Exercise goal:
Write out the listing below exactly, and omit any images you find in it.

Task inputs:
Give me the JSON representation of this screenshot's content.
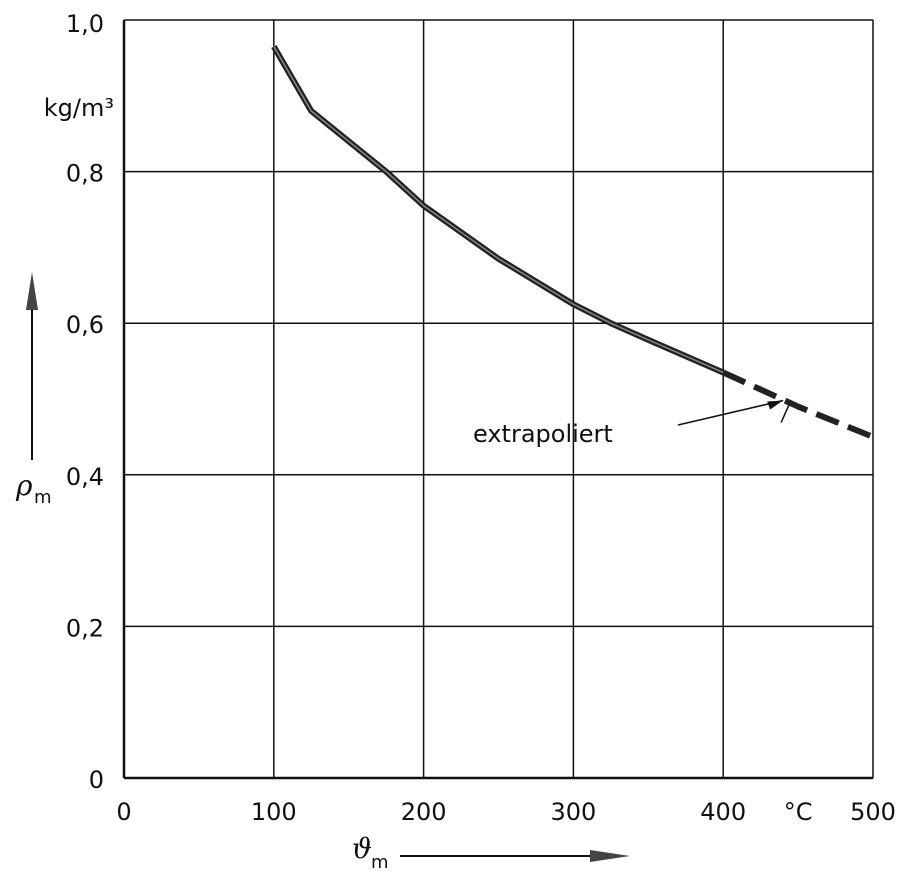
{
  "chart_data": {
    "type": "line",
    "title": "",
    "xlabel": {
      "symbol": "ϑ",
      "subscript": "m"
    },
    "ylabel": {
      "symbol": "ρ",
      "subscript": "m"
    },
    "x_unit": "°C",
    "y_unit": "kg/m³",
    "xlim": [
      0,
      500
    ],
    "ylim": [
      0,
      1.0
    ],
    "x_ticks": [
      0,
      100,
      200,
      300,
      400,
      500
    ],
    "x_tick_labels": [
      "0",
      "100",
      "200",
      "300",
      "400",
      "500"
    ],
    "y_ticks": [
      0,
      0.2,
      0.4,
      0.6,
      0.8,
      1.0
    ],
    "y_tick_labels": [
      "0",
      "0,2",
      "0,4",
      "0,6",
      "0,8",
      "1,0"
    ],
    "grid": true,
    "series": [
      {
        "style": "solid",
        "x": [
          100,
          125,
          150,
          175,
          200,
          250,
          300,
          325,
          350,
          400
        ],
        "y": [
          0.965,
          0.88,
          0.84,
          0.8,
          0.755,
          0.685,
          0.625,
          0.6,
          0.578,
          0.535
        ]
      },
      {
        "style": "dashed",
        "x": [
          400,
          450,
          500
        ],
        "y": [
          0.535,
          0.49,
          0.45
        ]
      }
    ],
    "annotations": [
      {
        "text": "extrapoliert",
        "target_x": 440,
        "target_y": 0.498
      }
    ]
  }
}
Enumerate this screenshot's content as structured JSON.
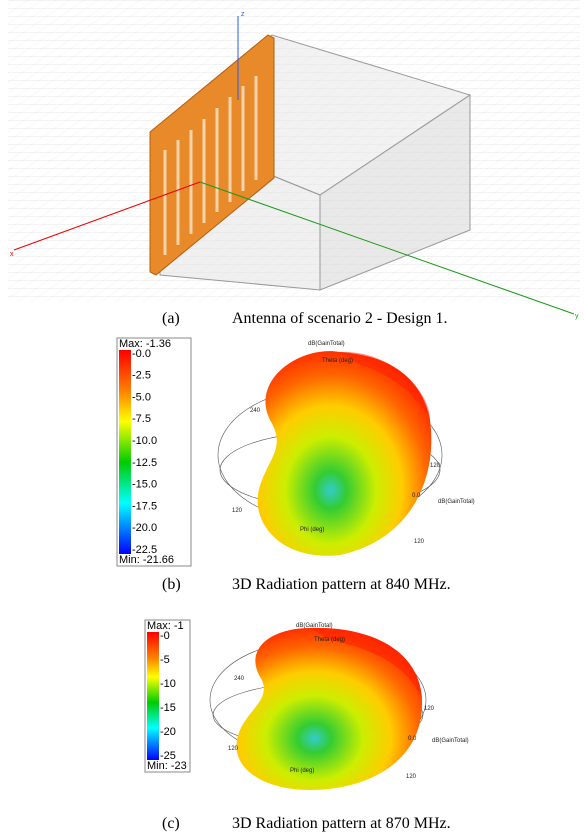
{
  "panels": [
    {
      "label": "(a)",
      "caption": "Antenna of scenario 2 - Design 1.",
      "axes": {
        "x": "x",
        "y": "y",
        "z": "z"
      }
    },
    {
      "label": "(b)",
      "caption": "3D Radiation pattern at 840 MHz.",
      "legend": {
        "max": "Max: -1.36",
        "min": "Min: -21.66",
        "levels": [
          "-0.0",
          "-2.5",
          "-5.0",
          "-7.5",
          "-10.0",
          "-12.5",
          "-15.0",
          "-17.5",
          "-20.0",
          "-22.5"
        ]
      },
      "plot_labels": {
        "top": "dB(GainTotal)",
        "theta": "Theta (deg)",
        "left": "240",
        "right_top": "120",
        "zero": "0.0",
        "right": "dB(GainTotal)",
        "bottom_right": "120",
        "phi": "Phi (deg)",
        "bottom_left": "120"
      }
    },
    {
      "label": "(c)",
      "caption": "3D Radiation pattern at 870 MHz.",
      "legend": {
        "max": "Max: -1",
        "min": "Min: -23",
        "levels": [
          "-0",
          "-5",
          "-10",
          "-15",
          "-20",
          "-25"
        ]
      },
      "plot_labels": {
        "top": "dB(GainTotal)",
        "theta": "Theta (deg)",
        "left": "240",
        "right_top": "120",
        "zero": "0.0",
        "right": "dB(GainTotal)",
        "bottom_right": "120",
        "phi": "Phi (deg)",
        "bottom_left": "120"
      }
    }
  ]
}
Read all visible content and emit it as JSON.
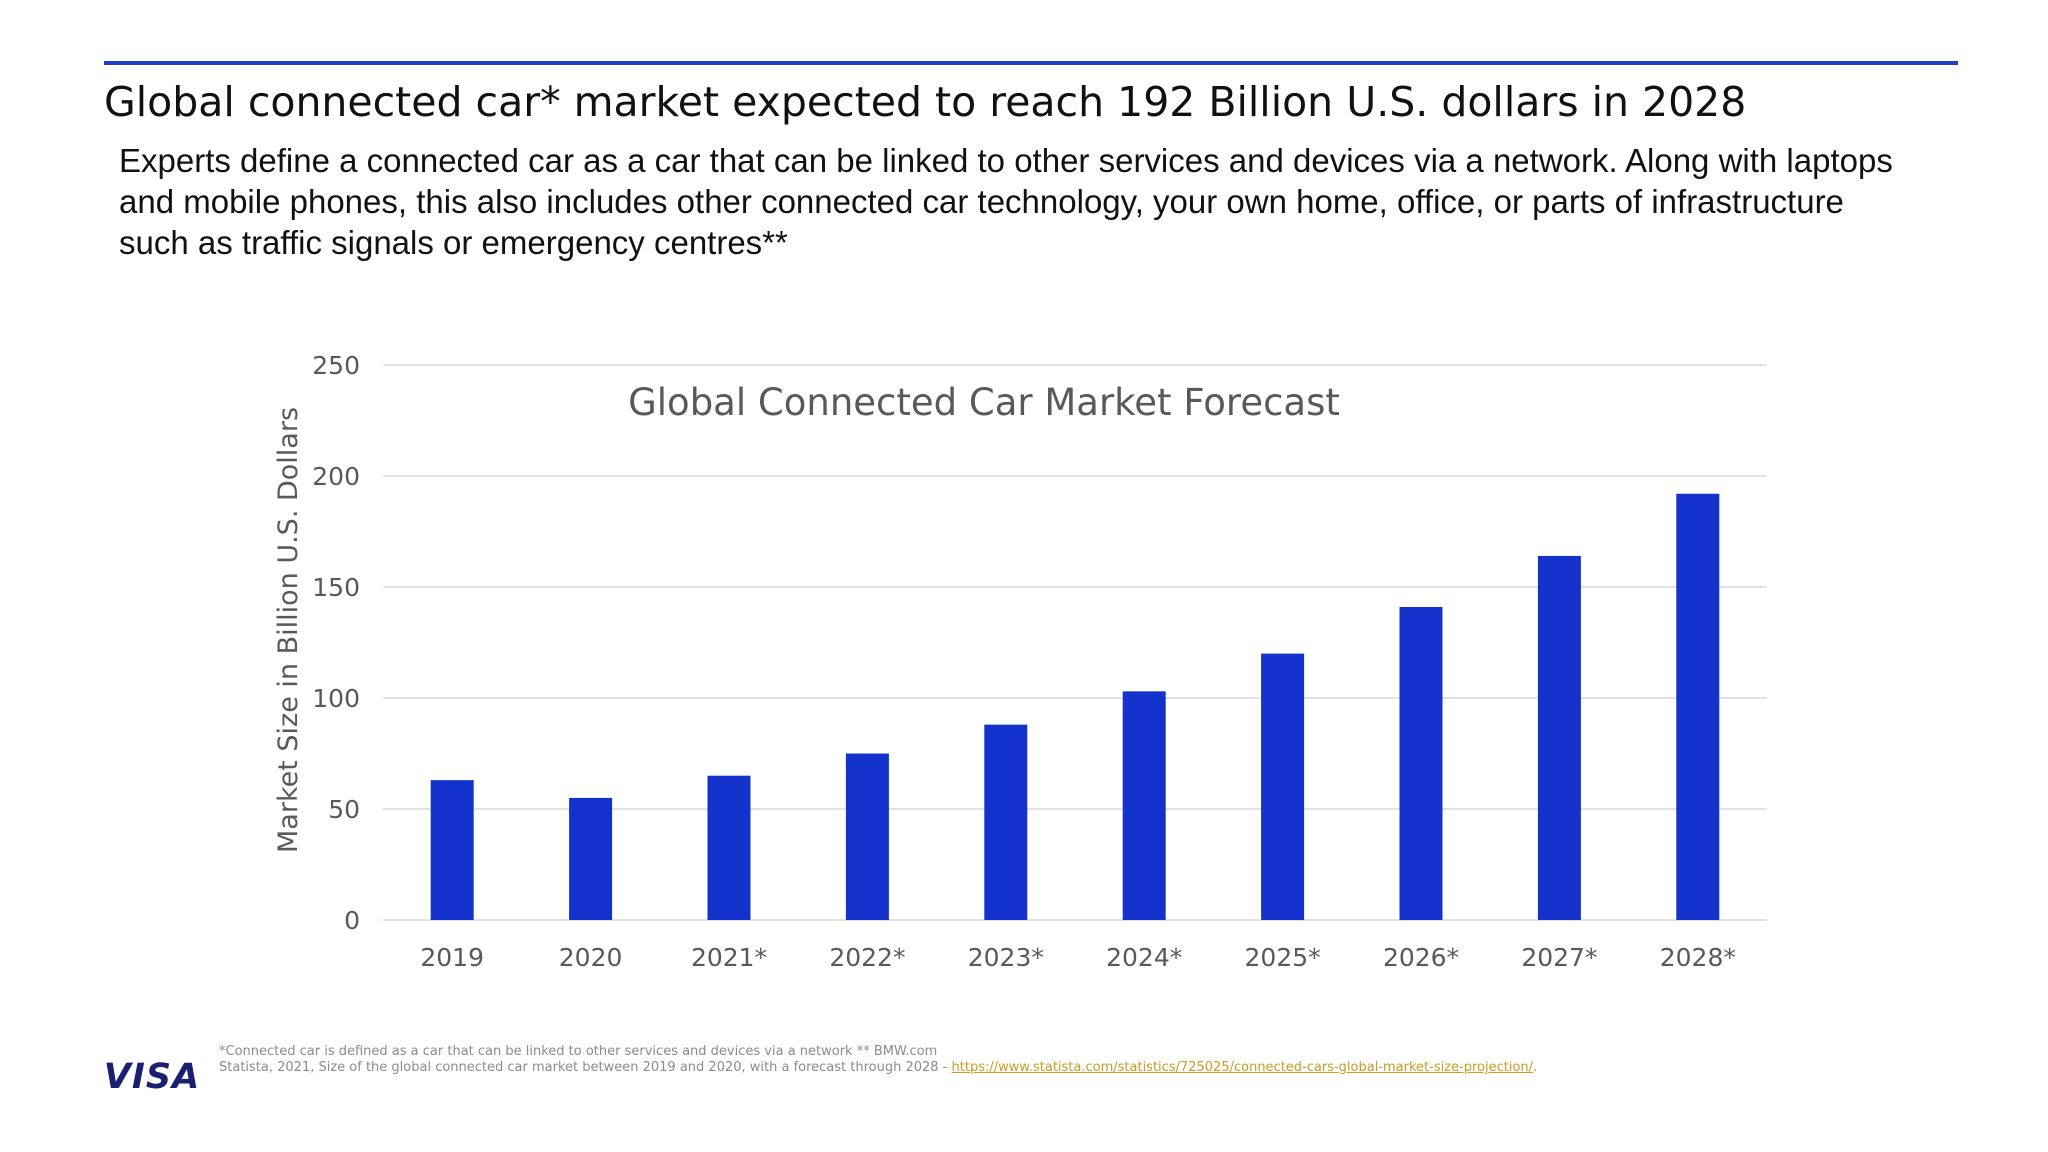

Output for this task:
Give me the JSON representation of this screenshot's content.
{
  "chart_data": {
    "type": "line",
    "title": "",
    "xlabel": {
      "symbol": "ϑ",
      "subscript": "m"
    },
    "ylabel": {
      "symbol": "ρ",
      "subscript": "m"
    },
    "x_unit": "°C",
    "y_unit": "kg/m³",
    "xlim": [
      0,
      500
    ],
    "ylim": [
      0,
      1.0
    ],
    "x_ticks": [
      0,
      100,
      200,
      300,
      400,
      500
    ],
    "x_tick_labels": [
      "0",
      "100",
      "200",
      "300",
      "400",
      "500"
    ],
    "y_ticks": [
      0,
      0.2,
      0.4,
      0.6,
      0.8,
      1.0
    ],
    "y_tick_labels": [
      "0",
      "0,2",
      "0,4",
      "0,6",
      "0,8",
      "1,0"
    ],
    "grid": true,
    "series": [
      {
        "style": "solid",
        "x": [
          100,
          125,
          150,
          175,
          200,
          250,
          300,
          325,
          350,
          400
        ],
        "y": [
          0.965,
          0.88,
          0.84,
          0.8,
          0.755,
          0.685,
          0.625,
          0.6,
          0.578,
          0.535
        ]
      },
      {
        "style": "dashed",
        "x": [
          400,
          450,
          500
        ],
        "y": [
          0.535,
          0.49,
          0.45
        ]
      }
    ],
    "annotations": [
      {
        "text": "extrapoliert",
        "target_x": 440,
        "target_y": 0.498
      }
    ]
  }
}
Enumerate this screenshot's content as structured JSON.
{
  "panels": [
    {
      "label": "(a)",
      "caption": "Antenna of scenario 2 - Design 1.",
      "axes": {
        "x": "x",
        "y": "y",
        "z": "z"
      }
    },
    {
      "label": "(b)",
      "caption": "3D Radiation pattern at 840 MHz.",
      "legend": {
        "max": "Max: -1.36",
        "min": "Min: -21.66",
        "levels": [
          "-0.0",
          "-2.5",
          "-5.0",
          "-7.5",
          "-10.0",
          "-12.5",
          "-15.0",
          "-17.5",
          "-20.0",
          "-22.5"
        ]
      },
      "plot_labels": {
        "top": "dB(GainTotal)",
        "theta": "Theta (deg)",
        "left": "240",
        "right_top": "120",
        "zero": "0.0",
        "right": "dB(GainTotal)",
        "bottom_right": "120",
        "phi": "Phi (deg)",
        "bottom_left": "120"
      }
    },
    {
      "label": "(c)",
      "caption": "3D Radiation pattern at 870 MHz.",
      "legend": {
        "max": "Max: -1",
        "min": "Min: -23",
        "levels": [
          "-0",
          "-5",
          "-10",
          "-15",
          "-20",
          "-25"
        ]
      },
      "plot_labels": {
        "top": "dB(GainTotal)",
        "theta": "Theta (deg)",
        "left": "240",
        "right_top": "120",
        "zero": "0.0",
        "right": "dB(GainTotal)",
        "bottom_right": "120",
        "phi": "Phi (deg)",
        "bottom_left": "120"
      }
    }
  ]
}
Read all visible content and emit it as JSON.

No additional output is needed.